**Aim of the task**. Among the records below, find each line that includes the string "Same" and copy it.

**Provided data**.
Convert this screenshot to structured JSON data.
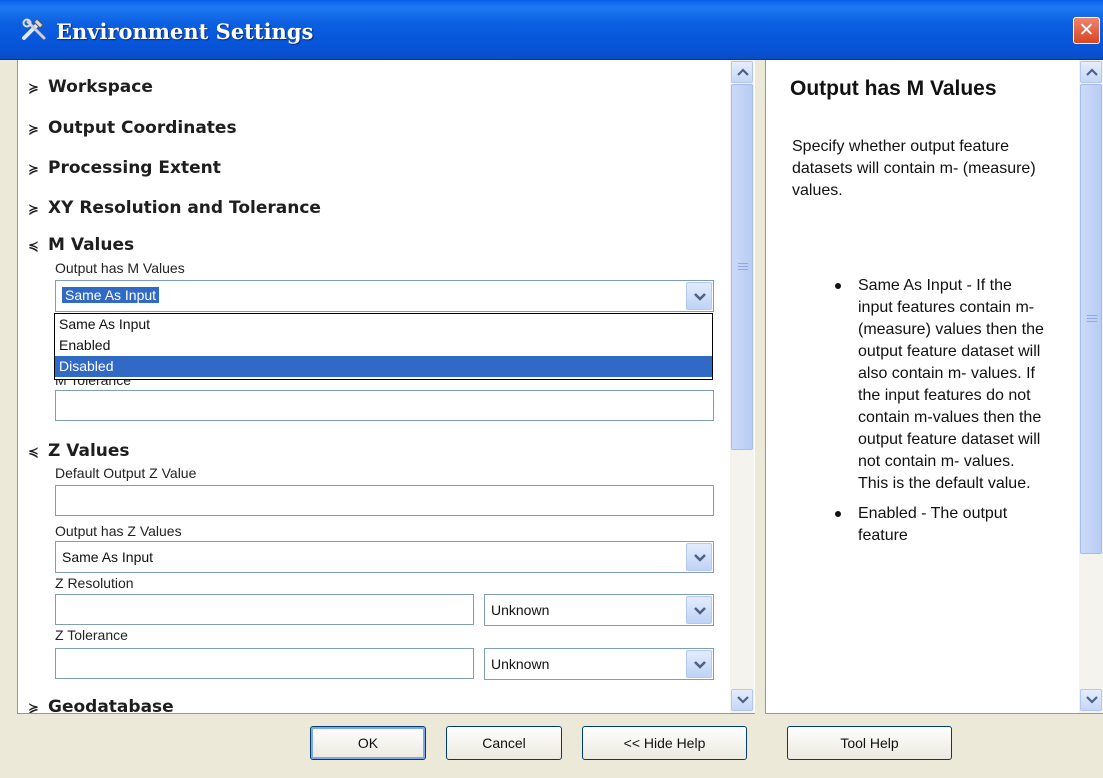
{
  "window": {
    "title": "Environment Settings",
    "close_glyph": "✕"
  },
  "sections": {
    "workspace": {
      "chev": "≽",
      "label": "Workspace"
    },
    "output_coordinates": {
      "chev": "≽",
      "label": "Output Coordinates"
    },
    "processing_extent": {
      "chev": "≽",
      "label": "Processing Extent"
    },
    "xy_resolution": {
      "chev": "≽",
      "label": "XY Resolution and Tolerance"
    },
    "m_values": {
      "chev": "≼",
      "label": "M Values"
    },
    "z_values": {
      "chev": "≼",
      "label": "Z Values"
    },
    "geodatabase": {
      "chev": "≽",
      "label": "Geodatabase"
    }
  },
  "m_values": {
    "output_has_m_label": "Output has M Values",
    "output_has_m_value": "Same As Input",
    "dropdown_options": [
      "Same As Input",
      "Enabled",
      "Disabled"
    ],
    "dropdown_selected": "Disabled",
    "m_tolerance_label": "M Tolerance",
    "m_tolerance_value": ""
  },
  "z_values": {
    "default_output_z_label": "Default Output Z Value",
    "default_output_z_value": "",
    "output_has_z_label": "Output has Z Values",
    "output_has_z_value": "Same As Input",
    "z_resolution_label": "Z Resolution",
    "z_resolution_value": "",
    "z_resolution_unit": "Unknown",
    "z_tolerance_label": "Z Tolerance",
    "z_tolerance_value": "",
    "z_tolerance_unit": "Unknown"
  },
  "help": {
    "title": "Output has M Values",
    "description": "Specify whether output feature datasets will contain m- (measure) values.",
    "bullets": [
      "Same As Input - If the input features contain m- (measure) values then the output feature dataset will also contain m- values. If the input features do not contain m-values then the output feature dataset will not contain m- values. This is the default value.",
      "Enabled - The output feature"
    ]
  },
  "buttons": {
    "ok": "OK",
    "cancel": "Cancel",
    "hide_help": "<< Hide Help",
    "tool_help": "Tool Help"
  },
  "colors": {
    "titlebar": "#0653d7",
    "selection": "#316ac5",
    "dialog_bg": "#ece9d8"
  },
  "icons": {
    "title_icon": "tools-icon",
    "close": "close-icon",
    "dropdown": "chevron-down-icon"
  }
}
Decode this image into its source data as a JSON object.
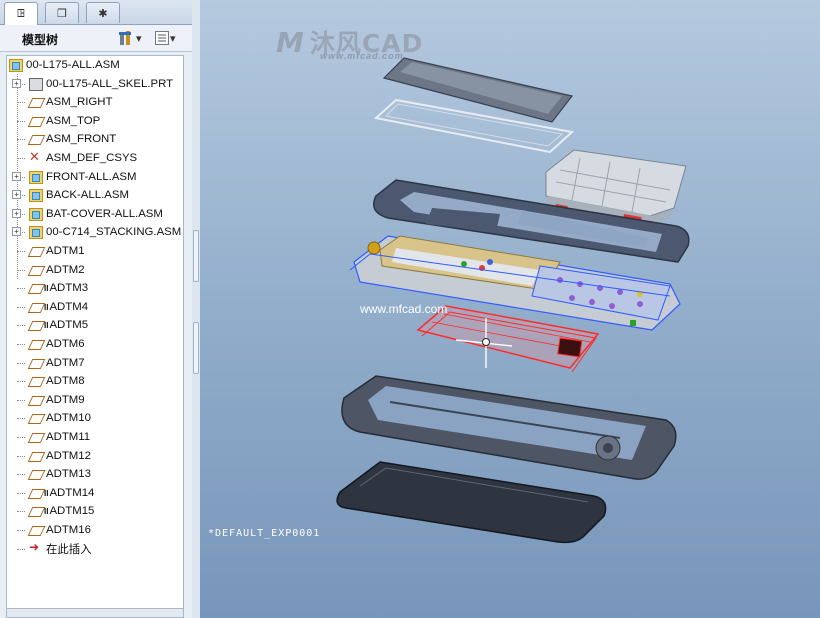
{
  "tabs": [
    {
      "name": "model-tree-tab",
      "icon": "model-tree-icon",
      "glyph": "ꖸ"
    },
    {
      "name": "folder-browser-tab",
      "icon": "folder-icon",
      "glyph": "❐"
    },
    {
      "name": "favorites-tab",
      "icon": "favorites-icon",
      "glyph": "✱"
    }
  ],
  "toolbar": {
    "title": "模型树",
    "settings_icon": "tree-settings-icon",
    "show_icon": "tree-show-icon",
    "settings_caret": "▾",
    "show_caret": "▾"
  },
  "tree": {
    "root": "00-L175-ALL.ASM",
    "items": [
      {
        "label": "00-L175-ALL_SKEL.PRT",
        "type": "prt",
        "expandable": true,
        "hidden": false
      },
      {
        "label": "ASM_RIGHT",
        "type": "datum",
        "expandable": false,
        "hidden": false
      },
      {
        "label": "ASM_TOP",
        "type": "datum",
        "expandable": false,
        "hidden": false
      },
      {
        "label": "ASM_FRONT",
        "type": "datum",
        "expandable": false,
        "hidden": false
      },
      {
        "label": "ASM_DEF_CSYS",
        "type": "csys",
        "expandable": false,
        "hidden": false
      },
      {
        "label": "FRONT-ALL.ASM",
        "type": "asm",
        "expandable": true,
        "hidden": false
      },
      {
        "label": "BACK-ALL.ASM",
        "type": "asm",
        "expandable": true,
        "hidden": false
      },
      {
        "label": "BAT-COVER-ALL.ASM",
        "type": "asm",
        "expandable": true,
        "hidden": false
      },
      {
        "label": "00-C714_STACKING.ASM",
        "type": "asm",
        "expandable": true,
        "hidden": false
      },
      {
        "label": "ADTM1",
        "type": "datum",
        "expandable": false,
        "hidden": false
      },
      {
        "label": "ADTM2",
        "type": "datum",
        "expandable": false,
        "hidden": false
      },
      {
        "label": "ADTM3",
        "type": "datum",
        "expandable": false,
        "hidden": true
      },
      {
        "label": "ADTM4",
        "type": "datum",
        "expandable": false,
        "hidden": true
      },
      {
        "label": "ADTM5",
        "type": "datum",
        "expandable": false,
        "hidden": true
      },
      {
        "label": "ADTM6",
        "type": "datum",
        "expandable": false,
        "hidden": false
      },
      {
        "label": "ADTM7",
        "type": "datum",
        "expandable": false,
        "hidden": false
      },
      {
        "label": "ADTM8",
        "type": "datum",
        "expandable": false,
        "hidden": false
      },
      {
        "label": "ADTM9",
        "type": "datum",
        "expandable": false,
        "hidden": false
      },
      {
        "label": "ADTM10",
        "type": "datum",
        "expandable": false,
        "hidden": false
      },
      {
        "label": "ADTM11",
        "type": "datum",
        "expandable": false,
        "hidden": false
      },
      {
        "label": "ADTM12",
        "type": "datum",
        "expandable": false,
        "hidden": false
      },
      {
        "label": "ADTM13",
        "type": "datum",
        "expandable": false,
        "hidden": false
      },
      {
        "label": "ADTM14",
        "type": "datum",
        "expandable": false,
        "hidden": true
      },
      {
        "label": "ADTM15",
        "type": "datum",
        "expandable": false,
        "hidden": true
      },
      {
        "label": "ADTM16",
        "type": "datum",
        "expandable": false,
        "hidden": false
      },
      {
        "label": "在此插入",
        "type": "insert",
        "expandable": false,
        "hidden": false
      }
    ],
    "hidden_mark": "II"
  },
  "viewport": {
    "logo_text": "沐风CAD",
    "logo_url": "www.mfcad.com",
    "watermark": "www.mfcad.com",
    "explode_state": "*DEFAULT_EXP0001"
  },
  "colors": {
    "selection_red": "#ff2a2a",
    "highlight_blue": "#2e5bff",
    "part_dark": "#4b5870",
    "part_light": "#e7ebf0"
  }
}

**Answer to this task**.
    "output_has_m_value": "Same As Input",
      "Same As Input",
    "output_has_z_value": "Same As Input",
      "Same As Input - If the input features contain m- (measure) values then the output feature dataset will also contain m- values. If the input features do not contain m-values then the output feature dataset will not contain m- values. This is the default value.",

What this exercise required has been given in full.